- _EXERCISE OBJECTIVE_
Retype everything in the listing, leaving each line exactly as it is.

— Begin —

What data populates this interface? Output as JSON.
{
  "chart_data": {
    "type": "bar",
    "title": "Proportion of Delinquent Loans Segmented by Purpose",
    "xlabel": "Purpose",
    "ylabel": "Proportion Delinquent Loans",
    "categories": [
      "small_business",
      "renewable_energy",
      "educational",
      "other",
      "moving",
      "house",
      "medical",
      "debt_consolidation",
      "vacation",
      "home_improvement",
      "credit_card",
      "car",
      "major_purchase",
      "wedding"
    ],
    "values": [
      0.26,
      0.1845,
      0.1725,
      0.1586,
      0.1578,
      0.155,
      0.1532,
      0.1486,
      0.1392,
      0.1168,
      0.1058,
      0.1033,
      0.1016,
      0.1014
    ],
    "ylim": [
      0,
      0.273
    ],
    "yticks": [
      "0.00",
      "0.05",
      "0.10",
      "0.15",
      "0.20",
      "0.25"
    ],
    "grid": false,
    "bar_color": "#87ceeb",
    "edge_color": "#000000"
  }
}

— End —

- _SOLUTION TO THIS TASK_
What data populates this interface? Output as JSON.
{
  "chart_data": {
    "type": "bar",
    "title": "Proportion of Delinquent Loans Segmented by Purpose",
    "xlabel": "Purpose",
    "ylabel": "Proportion Delinquent Loans",
    "categories": [
      "small_business",
      "renewable_energy",
      "educational",
      "other",
      "moving",
      "house",
      "medical",
      "debt_consolidation",
      "vacation",
      "home_improvement",
      "credit_card",
      "car",
      "major_purchase",
      "wedding"
    ],
    "values": [
      0.26,
      0.1845,
      0.1725,
      0.1586,
      0.1578,
      0.155,
      0.1532,
      0.1486,
      0.1392,
      0.1168,
      0.1058,
      0.1033,
      0.1016,
      0.1014
    ],
    "ylim": [
      0,
      0.273
    ],
    "yticks": [
      "0.00",
      "0.05",
      "0.10",
      "0.15",
      "0.20",
      "0.25"
    ],
    "grid": false,
    "bar_color": "#87ceeb",
    "edge_color": "#000000"
  }
}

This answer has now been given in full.